Copy each line exactly. Drop every picture.

****************

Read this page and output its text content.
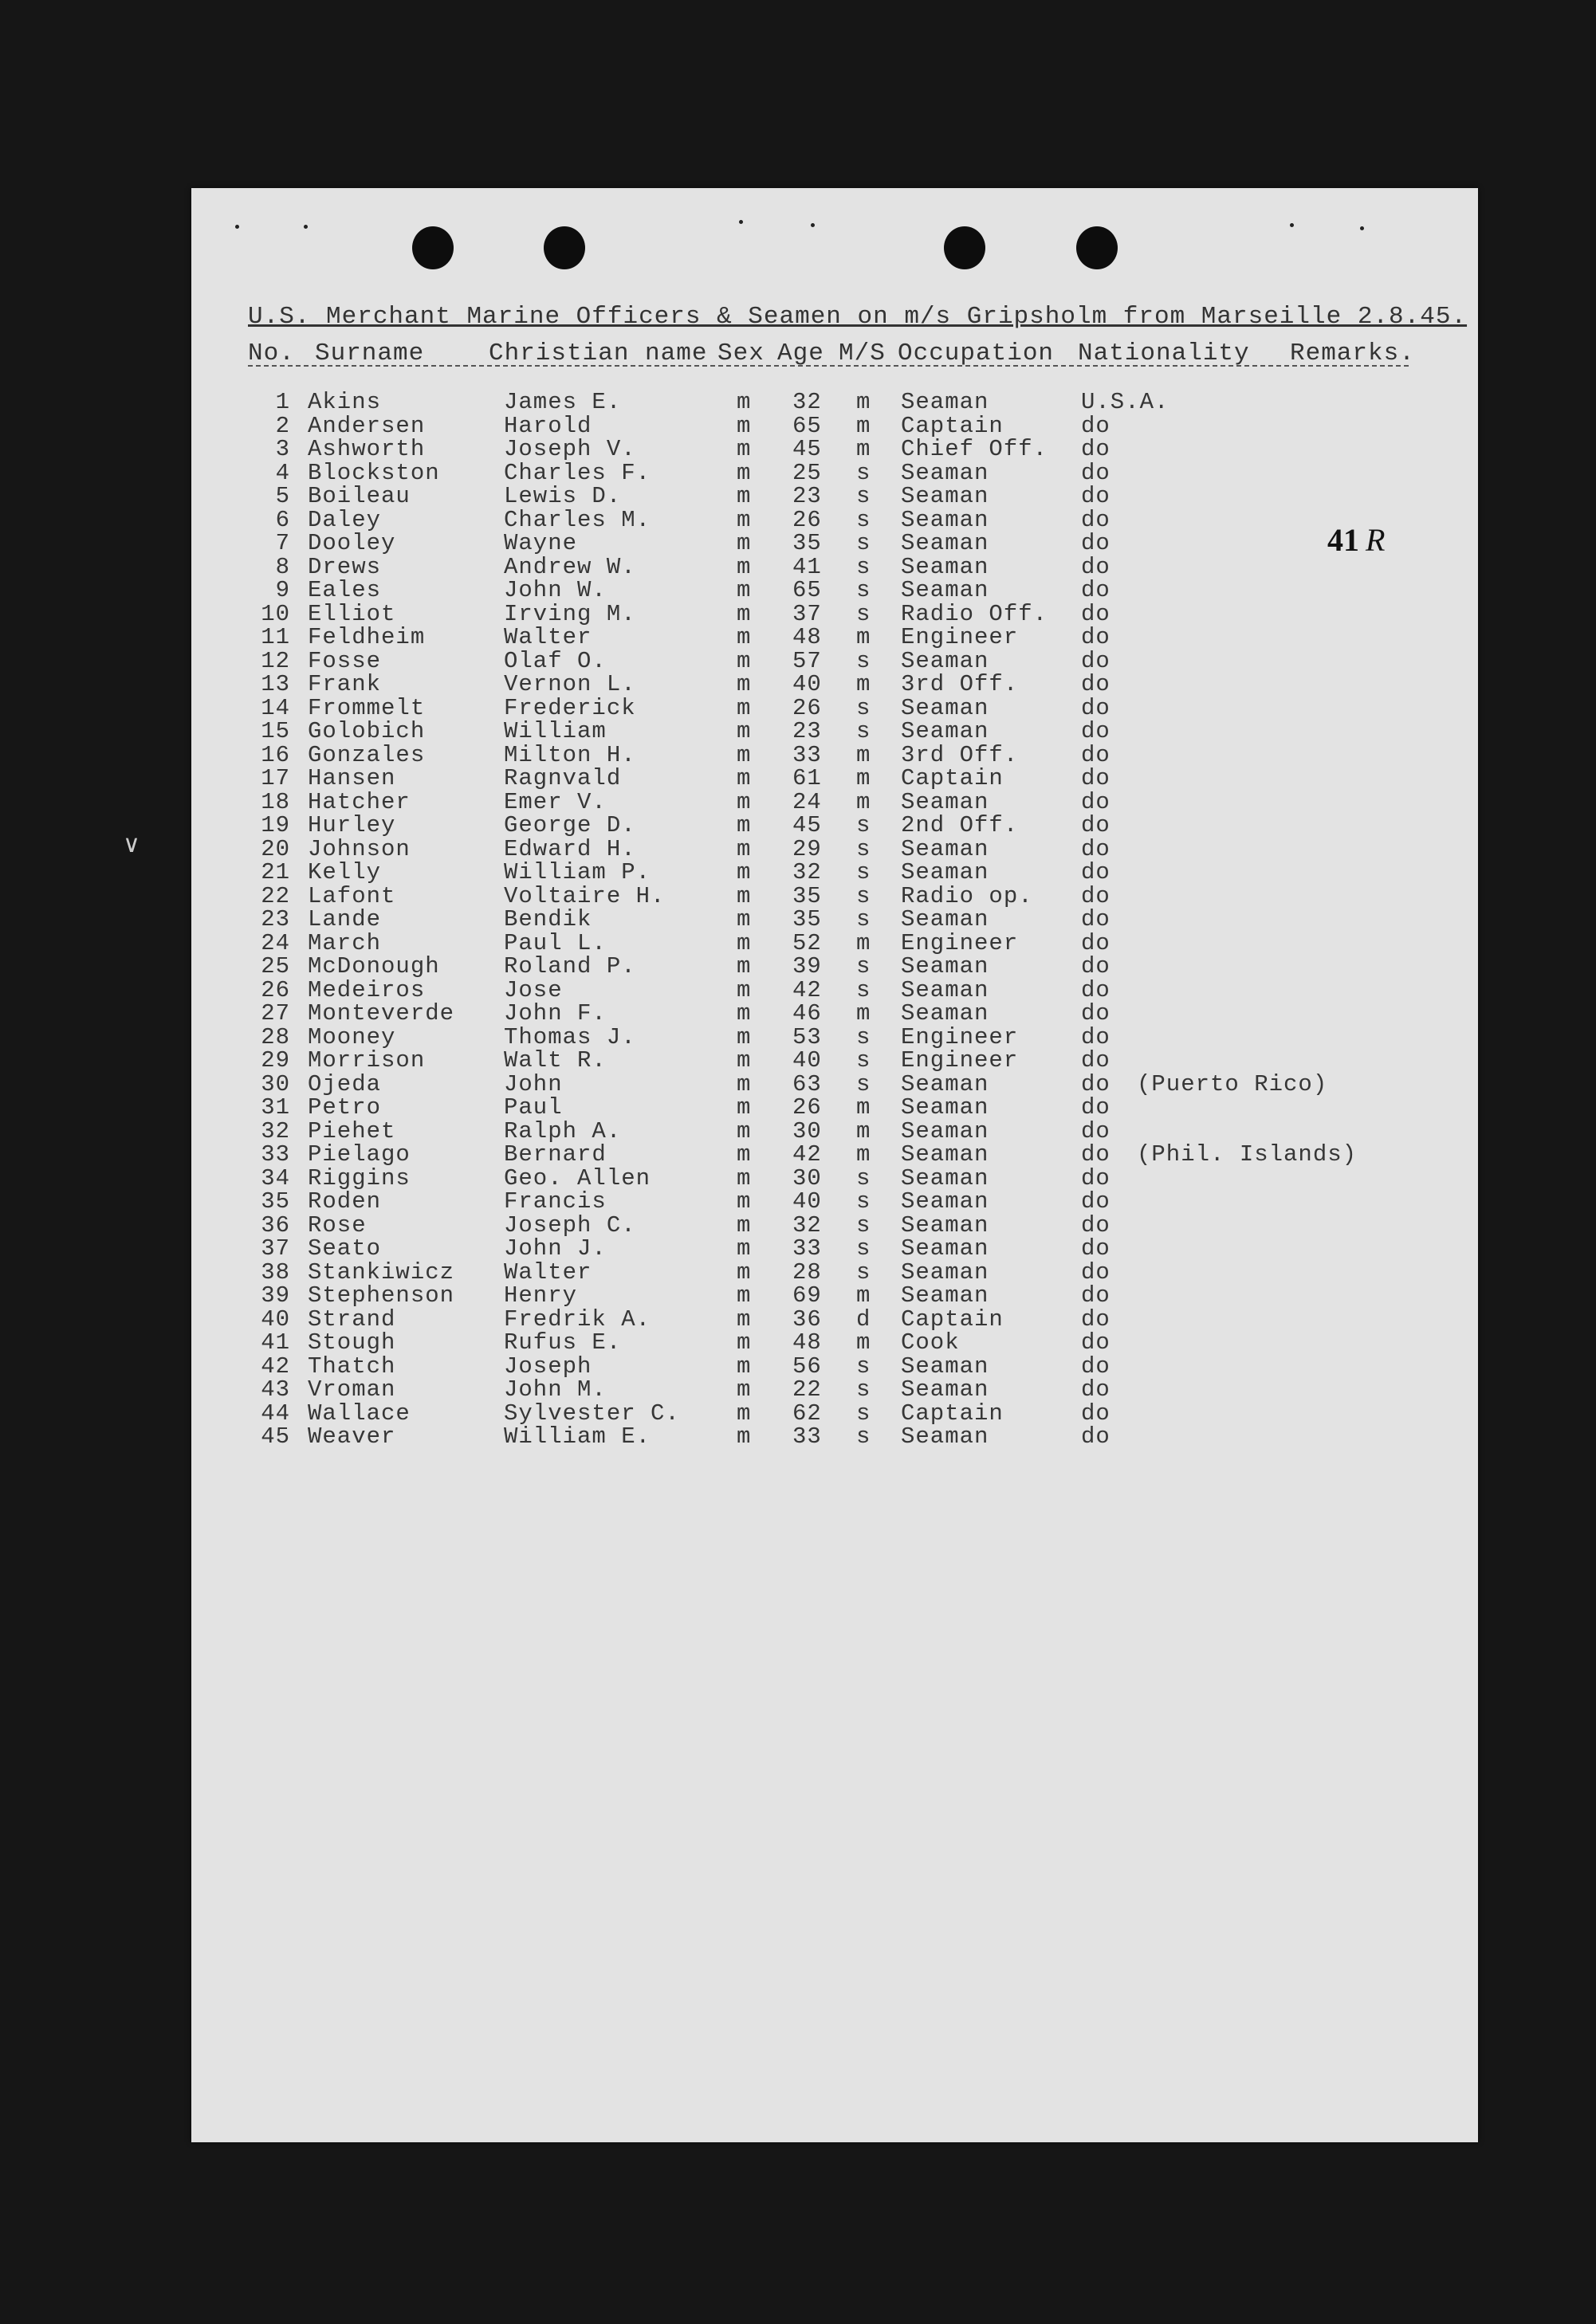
U.S. Merchant Marine Officers & Seamen on m/s Gripsholm from Marseille 2.8.45.
No. Surname	Christian name Sex Age M/S Occupation Nationality Remarks.
41 R
1 Akins	James E.	m 32 m Seaman	U.S.A.
2 Andersen	Harold	m 65 m Captain	do
3 Ashworth	Joseph V.	m 45 m Chief Off. do
4 Blockston	Charles F.	m 25 s Seaman	do
5 Boileau	Lewis D.	m 23 s Seaman	do
6 Daley	Charles M.	m 26 s Seaman	do
7 Dooley	Wayne	m 35 s Seaman	do
8 Drews	Andrew W.	m 41 s Seaman	do
9 Eales	John W.	m 65 s Seaman	do
10 Elliot	Irving M.	m 37 s Radio Off. do
11 Feldheim	Walter	m 48 m Engineer	do
12 Fosse	Olaf O.	m 57 s Seaman	do
13 Frank	Vernon L.	m 40 m 3rd Off.	do
14 Frommelt	Frederick	m 26 s Seaman	do
15 Golobich	William	m 23 s Seaman	do
16 Gonzales	Milton H.	m 33 m 3rd Off.	do
17 Hansen	Ragnvald	m 61 m Captain	do
18 Hatcher	Emer V.	m 24 m Seaman	do
19 Hurley	George D.	m 45 s 2nd Off.	do
20 Johnson	Edward H.	m 29 s Seaman	do
21 Kelly	William P.	m 32 s Seaman	do
22 Lafont	Voltaire H.	m 35 s Radio op. do
23 Lande	Bendik	m 35 s Seaman	do
24 March	Paul L.	m 52 m Engineer	do
25 McDonough	Roland P.	m 39 s Seaman	do
26 Medeiros	Jose	m 42 s Seaman	do
27 Monteverde John F.	m 46 m Seaman	do
28 Mooney	Thomas J.	m 53 s Engineer	do
29 Morrison	Walt R.	m 40 s Engineer	do
30 Ojeda	John	m 63 s Seaman	do (Puerto Rico)
31 Petro	Paul	m 26 m Seaman	do
32 Piehet	Ralph A.	m 30 m Seaman	do
33 Pielago	Bernard	m 42 m Seaman	do (Phil. Islands)
34 Riggins	Geo. Allen	m 30 s Seaman	do
35 Roden	Francis	m 40 s Seaman	do
36 Rose	Joseph C.	m 32 s Seaman	do
37 Seato	John J.	m 33 s Seaman	do
38 Stankiwicz Walter	m 28 s Seaman	do
39 Stephenson Henry	m 69 m Seaman	do
40 Strand	Fredrik A.	m 36 d Captain	do
41 Stough	Rufus E.	m 48 m Cook	do
42 Thatch	Joseph	m 56 s Seaman	do
43 Vroman	John M.	m 22 s Seaman	do
44 Wallace	Sylvester C. m 62 s Captain	do
45 Weaver	William E.	m 33 s Seaman	do
∨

****************

**Solution to this task**
Read this page and output its text content.
U.S. Merchant Marine Officers & Seamen on m/s Gripsholm from Marseille 2.8.45.
No. Surname	Christian name Sex Age M/S Occupation Nationality Remarks.
41 R
1 Akins	James E.	m 32 m Seaman	U.S.A.
2 Andersen	Harold	m 65 m Captain	do
3 Ashworth	Joseph V.	m 45 m Chief Off. do
4 Blockston	Charles F.	m 25 s Seaman	do
5 Boileau	Lewis D.	m 23 s Seaman	do
6 Daley	Charles M.	m 26 s Seaman	do
7 Dooley	Wayne	m 35 s Seaman	do
8 Drews	Andrew W.	m 41 s Seaman	do
9 Eales	John W.	m 65 s Seaman	do
10 Elliot	Irving M.	m 37 s Radio Off. do
11 Feldheim	Walter	m 48 m Engineer	do
12 Fosse	Olaf O.	m 57 s Seaman	do
13 Frank	Vernon L.	m 40 m 3rd Off.	do
14 Frommelt	Frederick	m 26 s Seaman	do
15 Golobich	William	m 23 s Seaman	do
16 Gonzales	Milton H.	m 33 m 3rd Off.	do
17 Hansen	Ragnvald	m 61 m Captain	do
18 Hatcher	Emer V.	m 24 m Seaman	do
19 Hurley	George D.	m 45 s 2nd Off.	do
20 Johnson	Edward H.	m 29 s Seaman	do
21 Kelly	William P.	m 32 s Seaman	do
22 Lafont	Voltaire H.	m 35 s Radio op. do
23 Lande	Bendik	m 35 s Seaman	do
24 March	Paul L.	m 52 m Engineer	do
25 McDonough	Roland P.	m 39 s Seaman	do
26 Medeiros	Jose	m 42 s Seaman	do
27 Monteverde John F.	m 46 m Seaman	do
28 Mooney	Thomas J.	m 53 s Engineer	do
29 Morrison	Walt R.	m 40 s Engineer	do
30 Ojeda	John	m 63 s Seaman	do (Puerto Rico)
31 Petro	Paul	m 26 m Seaman	do
32 Piehet	Ralph A.	m 30 m Seaman	do
33 Pielago	Bernard	m 42 m Seaman	do (Phil. Islands)
34 Riggins	Geo. Allen	m 30 s Seaman	do
35 Roden	Francis	m 40 s Seaman	do
36 Rose	Joseph C.	m 32 s Seaman	do
37 Seato	John J.	m 33 s Seaman	do
38 Stankiwicz Walter	m 28 s Seaman	do
39 Stephenson Henry	m 69 m Seaman	do
40 Strand	Fredrik A.	m 36 d Captain	do
41 Stough	Rufus E.	m 48 m Cook	do
42 Thatch	Joseph	m 56 s Seaman	do
43 Vroman	John M.	m 22 s Seaman	do
44 Wallace	Sylvester C. m 62 s Captain	do
45 Weaver	William E.	m 33 s Seaman	do
∨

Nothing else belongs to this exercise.